Your reply should be one number: the count of lines holding the word "Osterode".

____

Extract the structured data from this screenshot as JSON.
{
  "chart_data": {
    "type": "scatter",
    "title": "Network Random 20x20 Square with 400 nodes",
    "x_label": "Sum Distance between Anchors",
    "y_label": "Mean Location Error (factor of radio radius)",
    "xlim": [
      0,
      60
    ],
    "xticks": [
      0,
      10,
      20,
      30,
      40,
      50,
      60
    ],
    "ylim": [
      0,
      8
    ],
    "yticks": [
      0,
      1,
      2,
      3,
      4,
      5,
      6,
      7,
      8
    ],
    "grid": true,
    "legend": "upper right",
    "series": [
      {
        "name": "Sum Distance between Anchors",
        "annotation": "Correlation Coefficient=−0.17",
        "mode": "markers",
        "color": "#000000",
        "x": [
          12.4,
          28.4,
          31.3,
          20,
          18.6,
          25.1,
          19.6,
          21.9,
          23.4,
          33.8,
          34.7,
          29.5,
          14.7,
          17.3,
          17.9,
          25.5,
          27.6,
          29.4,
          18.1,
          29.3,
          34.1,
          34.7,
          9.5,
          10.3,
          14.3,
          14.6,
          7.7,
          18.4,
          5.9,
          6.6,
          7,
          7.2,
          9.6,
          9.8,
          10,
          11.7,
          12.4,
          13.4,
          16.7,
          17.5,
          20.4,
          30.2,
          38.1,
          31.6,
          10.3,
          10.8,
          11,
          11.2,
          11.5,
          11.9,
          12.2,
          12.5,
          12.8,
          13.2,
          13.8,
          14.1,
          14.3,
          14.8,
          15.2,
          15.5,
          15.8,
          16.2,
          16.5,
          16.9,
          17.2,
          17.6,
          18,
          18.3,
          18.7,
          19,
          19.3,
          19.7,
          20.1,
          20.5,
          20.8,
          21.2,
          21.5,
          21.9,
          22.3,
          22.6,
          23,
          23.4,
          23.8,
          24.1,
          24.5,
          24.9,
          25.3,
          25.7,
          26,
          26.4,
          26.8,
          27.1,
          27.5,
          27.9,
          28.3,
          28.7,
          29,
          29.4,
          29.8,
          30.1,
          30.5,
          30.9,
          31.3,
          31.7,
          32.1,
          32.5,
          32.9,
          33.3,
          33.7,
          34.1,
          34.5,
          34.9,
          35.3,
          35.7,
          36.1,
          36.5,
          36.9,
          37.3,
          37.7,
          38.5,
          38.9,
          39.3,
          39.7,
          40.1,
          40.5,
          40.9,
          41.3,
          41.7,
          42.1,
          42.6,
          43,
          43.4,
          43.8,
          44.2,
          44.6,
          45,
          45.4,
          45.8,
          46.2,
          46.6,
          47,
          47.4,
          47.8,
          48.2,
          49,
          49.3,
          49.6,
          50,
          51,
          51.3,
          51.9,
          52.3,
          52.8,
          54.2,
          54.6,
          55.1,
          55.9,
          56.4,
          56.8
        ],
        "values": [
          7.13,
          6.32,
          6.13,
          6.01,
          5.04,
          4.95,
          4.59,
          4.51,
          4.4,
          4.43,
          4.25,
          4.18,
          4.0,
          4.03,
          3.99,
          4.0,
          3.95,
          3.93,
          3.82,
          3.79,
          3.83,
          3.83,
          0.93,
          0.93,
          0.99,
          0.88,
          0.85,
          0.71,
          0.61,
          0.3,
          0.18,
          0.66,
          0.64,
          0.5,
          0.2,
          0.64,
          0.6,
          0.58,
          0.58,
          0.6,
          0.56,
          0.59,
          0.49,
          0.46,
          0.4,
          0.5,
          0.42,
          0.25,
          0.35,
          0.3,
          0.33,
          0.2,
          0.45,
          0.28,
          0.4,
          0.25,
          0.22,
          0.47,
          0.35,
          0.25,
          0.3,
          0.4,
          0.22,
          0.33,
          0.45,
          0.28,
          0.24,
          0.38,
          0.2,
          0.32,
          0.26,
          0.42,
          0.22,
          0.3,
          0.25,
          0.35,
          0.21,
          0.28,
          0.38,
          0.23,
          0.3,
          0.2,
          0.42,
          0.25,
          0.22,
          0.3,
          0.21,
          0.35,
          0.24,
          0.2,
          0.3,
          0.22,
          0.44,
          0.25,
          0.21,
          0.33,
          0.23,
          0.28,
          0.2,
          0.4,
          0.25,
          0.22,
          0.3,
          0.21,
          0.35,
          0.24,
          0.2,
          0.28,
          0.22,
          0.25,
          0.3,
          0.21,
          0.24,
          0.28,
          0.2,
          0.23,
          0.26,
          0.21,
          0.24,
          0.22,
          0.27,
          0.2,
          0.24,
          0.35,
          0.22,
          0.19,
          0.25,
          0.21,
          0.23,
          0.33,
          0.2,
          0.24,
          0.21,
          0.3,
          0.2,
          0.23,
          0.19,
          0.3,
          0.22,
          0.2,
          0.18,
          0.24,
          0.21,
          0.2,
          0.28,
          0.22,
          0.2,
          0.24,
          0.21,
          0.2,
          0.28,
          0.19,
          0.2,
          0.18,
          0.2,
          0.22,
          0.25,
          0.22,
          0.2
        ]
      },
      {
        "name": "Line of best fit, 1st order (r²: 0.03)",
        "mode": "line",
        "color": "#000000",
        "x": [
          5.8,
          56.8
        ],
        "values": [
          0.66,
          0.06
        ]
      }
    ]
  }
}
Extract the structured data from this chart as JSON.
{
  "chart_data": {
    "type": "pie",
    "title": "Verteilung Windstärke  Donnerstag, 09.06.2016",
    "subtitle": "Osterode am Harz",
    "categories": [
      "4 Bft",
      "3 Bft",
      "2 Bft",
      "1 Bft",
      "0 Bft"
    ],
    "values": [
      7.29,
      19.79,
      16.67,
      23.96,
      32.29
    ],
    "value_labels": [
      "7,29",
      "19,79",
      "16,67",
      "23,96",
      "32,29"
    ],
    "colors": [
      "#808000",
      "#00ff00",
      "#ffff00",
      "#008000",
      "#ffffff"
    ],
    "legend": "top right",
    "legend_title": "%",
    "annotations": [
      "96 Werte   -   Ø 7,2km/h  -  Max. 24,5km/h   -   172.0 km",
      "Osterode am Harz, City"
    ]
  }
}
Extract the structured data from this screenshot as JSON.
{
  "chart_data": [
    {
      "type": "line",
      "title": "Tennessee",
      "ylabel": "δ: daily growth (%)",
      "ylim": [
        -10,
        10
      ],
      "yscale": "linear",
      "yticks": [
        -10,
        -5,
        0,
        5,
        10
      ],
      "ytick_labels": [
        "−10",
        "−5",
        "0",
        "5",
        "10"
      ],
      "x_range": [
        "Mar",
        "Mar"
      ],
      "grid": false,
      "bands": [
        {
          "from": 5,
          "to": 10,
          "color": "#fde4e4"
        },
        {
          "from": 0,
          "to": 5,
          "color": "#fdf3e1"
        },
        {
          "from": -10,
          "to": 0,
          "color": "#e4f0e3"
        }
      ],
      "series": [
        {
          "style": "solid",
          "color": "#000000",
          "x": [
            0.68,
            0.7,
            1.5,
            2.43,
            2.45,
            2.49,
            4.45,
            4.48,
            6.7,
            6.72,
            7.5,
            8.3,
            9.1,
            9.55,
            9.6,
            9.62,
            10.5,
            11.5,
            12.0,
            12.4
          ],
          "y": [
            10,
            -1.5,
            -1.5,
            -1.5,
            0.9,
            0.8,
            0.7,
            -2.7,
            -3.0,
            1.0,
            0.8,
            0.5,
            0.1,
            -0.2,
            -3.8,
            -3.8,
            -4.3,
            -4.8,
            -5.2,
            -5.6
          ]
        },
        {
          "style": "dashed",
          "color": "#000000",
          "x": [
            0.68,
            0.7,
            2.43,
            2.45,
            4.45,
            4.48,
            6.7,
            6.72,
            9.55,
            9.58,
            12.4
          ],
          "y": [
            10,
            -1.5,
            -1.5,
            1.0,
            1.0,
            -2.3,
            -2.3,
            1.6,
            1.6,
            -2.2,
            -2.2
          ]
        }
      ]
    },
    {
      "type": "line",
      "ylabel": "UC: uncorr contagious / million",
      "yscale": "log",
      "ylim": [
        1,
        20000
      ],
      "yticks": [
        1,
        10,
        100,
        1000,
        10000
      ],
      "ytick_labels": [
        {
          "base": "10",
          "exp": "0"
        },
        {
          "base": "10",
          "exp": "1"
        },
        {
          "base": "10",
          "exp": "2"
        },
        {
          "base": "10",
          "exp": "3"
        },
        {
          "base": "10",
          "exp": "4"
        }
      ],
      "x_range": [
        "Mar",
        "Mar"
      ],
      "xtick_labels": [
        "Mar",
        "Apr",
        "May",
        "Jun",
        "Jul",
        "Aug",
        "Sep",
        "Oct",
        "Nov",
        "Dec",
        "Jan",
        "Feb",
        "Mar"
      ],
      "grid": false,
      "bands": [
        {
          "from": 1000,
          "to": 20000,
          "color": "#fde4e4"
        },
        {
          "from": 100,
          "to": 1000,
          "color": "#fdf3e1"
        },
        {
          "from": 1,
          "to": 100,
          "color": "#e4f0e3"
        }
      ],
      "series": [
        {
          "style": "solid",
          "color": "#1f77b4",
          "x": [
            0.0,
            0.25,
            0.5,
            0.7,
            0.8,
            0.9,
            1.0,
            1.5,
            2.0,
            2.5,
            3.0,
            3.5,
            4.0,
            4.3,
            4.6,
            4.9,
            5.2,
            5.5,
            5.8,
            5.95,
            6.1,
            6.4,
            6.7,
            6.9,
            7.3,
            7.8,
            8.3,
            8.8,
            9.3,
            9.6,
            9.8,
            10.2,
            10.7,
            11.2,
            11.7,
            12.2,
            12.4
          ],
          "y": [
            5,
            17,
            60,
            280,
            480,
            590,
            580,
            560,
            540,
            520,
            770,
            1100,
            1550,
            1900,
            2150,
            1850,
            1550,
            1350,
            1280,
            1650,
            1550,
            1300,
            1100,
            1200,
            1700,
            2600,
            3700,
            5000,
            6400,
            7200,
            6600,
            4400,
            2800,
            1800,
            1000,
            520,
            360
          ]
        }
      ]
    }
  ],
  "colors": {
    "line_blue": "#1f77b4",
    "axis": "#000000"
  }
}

____

## Correct response:
2